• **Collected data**
_ _ _ _ _ _ _

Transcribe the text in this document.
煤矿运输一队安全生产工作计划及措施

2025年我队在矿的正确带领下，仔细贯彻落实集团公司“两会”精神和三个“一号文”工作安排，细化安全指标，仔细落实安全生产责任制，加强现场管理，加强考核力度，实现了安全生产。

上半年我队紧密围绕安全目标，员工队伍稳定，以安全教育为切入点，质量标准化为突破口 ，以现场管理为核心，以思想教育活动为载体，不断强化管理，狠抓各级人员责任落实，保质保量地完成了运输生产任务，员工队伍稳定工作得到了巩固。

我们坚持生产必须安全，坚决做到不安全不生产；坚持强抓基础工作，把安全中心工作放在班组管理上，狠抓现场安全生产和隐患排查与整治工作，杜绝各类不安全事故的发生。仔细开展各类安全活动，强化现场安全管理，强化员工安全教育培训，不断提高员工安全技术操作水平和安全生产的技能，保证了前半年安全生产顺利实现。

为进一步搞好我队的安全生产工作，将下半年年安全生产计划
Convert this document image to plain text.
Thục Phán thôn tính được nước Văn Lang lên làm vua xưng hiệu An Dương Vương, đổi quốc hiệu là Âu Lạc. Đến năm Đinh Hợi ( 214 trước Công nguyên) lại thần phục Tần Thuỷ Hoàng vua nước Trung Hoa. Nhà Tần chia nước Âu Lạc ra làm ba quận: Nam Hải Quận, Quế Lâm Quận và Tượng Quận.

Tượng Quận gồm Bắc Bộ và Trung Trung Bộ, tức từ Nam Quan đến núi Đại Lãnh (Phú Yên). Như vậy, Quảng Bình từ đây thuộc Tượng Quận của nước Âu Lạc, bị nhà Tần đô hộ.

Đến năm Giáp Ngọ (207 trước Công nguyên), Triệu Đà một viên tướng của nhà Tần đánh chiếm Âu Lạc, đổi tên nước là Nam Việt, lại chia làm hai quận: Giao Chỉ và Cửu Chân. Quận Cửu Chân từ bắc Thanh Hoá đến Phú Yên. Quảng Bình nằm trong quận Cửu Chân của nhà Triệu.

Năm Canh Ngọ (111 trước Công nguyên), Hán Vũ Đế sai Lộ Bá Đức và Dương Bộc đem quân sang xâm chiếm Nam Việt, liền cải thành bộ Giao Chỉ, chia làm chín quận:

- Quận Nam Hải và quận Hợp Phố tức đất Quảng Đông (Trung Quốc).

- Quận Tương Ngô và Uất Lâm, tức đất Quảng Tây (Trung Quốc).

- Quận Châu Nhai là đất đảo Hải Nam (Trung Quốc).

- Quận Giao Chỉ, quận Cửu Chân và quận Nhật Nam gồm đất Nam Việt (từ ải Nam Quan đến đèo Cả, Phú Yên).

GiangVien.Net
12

_ _ _ _ _ _ _

• **The exercise**
Output the whole listing above again, word for word.

• **Right answer**
Transcribe the text in this document.
煤矿运输一队安全生产工作计划及措施

2025年我队在矿的正确带领下，仔细贯彻落实集团公司“两会”精神和三个“一号文”工作安排，细化安全指标，仔细落实安全生产责任制，加强现场管理，加强考核力度，实现了安全生产。

上半年我队紧密围绕安全目标，员工队伍稳定，以安全教育为切入点，质量标准化为突破口 ，以现场管理为核心，以思想教育活动为载体，不断强化管理，狠抓各级人员责任落实，保质保量地完成了运输生产任务，员工队伍稳定工作得到了巩固。

我们坚持生产必须安全，坚决做到不安全不生产；坚持强抓基础工作，把安全中心工作放在班组管理上，狠抓现场安全生产和隐患排查与整治工作，杜绝各类不安全事故的发生。仔细开展各类安全活动，强化现场安全管理，强化员工安全教育培训，不断提高员工安全技术操作水平和安全生产的技能，保证了前半年安全生产顺利实现。

为进一步搞好我队的安全生产工作，将下半年年安全生产计划
Convert this document image to plain text.
Thục Phán thôn tính được nước Văn Lang lên làm vua xưng hiệu An Dương Vương, đổi quốc hiệu là Âu Lạc. Đến năm Đinh Hợi ( 214 trước Công nguyên) lại thần phục Tần Thuỷ Hoàng vua nước Trung Hoa. Nhà Tần chia nước Âu Lạc ra làm ba quận: Nam Hải Quận, Quế Lâm Quận và Tượng Quận.

Tượng Quận gồm Bắc Bộ và Trung Trung Bộ, tức từ Nam Quan đến núi Đại Lãnh (Phú Yên). Như vậy, Quảng Bình từ đây thuộc Tượng Quận của nước Âu Lạc, bị nhà Tần đô hộ.

Đến năm Giáp Ngọ (207 trước Công nguyên), Triệu Đà một viên tướng của nhà Tần đánh chiếm Âu Lạc, đổi tên nước là Nam Việt, lại chia làm hai quận: Giao Chỉ và Cửu Chân. Quận Cửu Chân từ bắc Thanh Hoá đến Phú Yên. Quảng Bình nằm trong quận Cửu Chân của nhà Triệu.

Năm Canh Ngọ (111 trước Công nguyên), Hán Vũ Đế sai Lộ Bá Đức và Dương Bộc đem quân sang xâm chiếm Nam Việt, liền cải thành bộ Giao Chỉ, chia làm chín quận:

- Quận Nam Hải và quận Hợp Phố tức đất Quảng Đông (Trung Quốc).

- Quận Tương Ngô và Uất Lâm, tức đất Quảng Tây (Trung Quốc).

- Quận Châu Nhai là đất đảo Hải Nam (Trung Quốc).

- Quận Giao Chỉ, quận Cửu Chân và quận Nhật Nam gồm đất Nam Việt (từ ải Nam Quan đến đèo Cả, Phú Yên).

GiangVien.Net
12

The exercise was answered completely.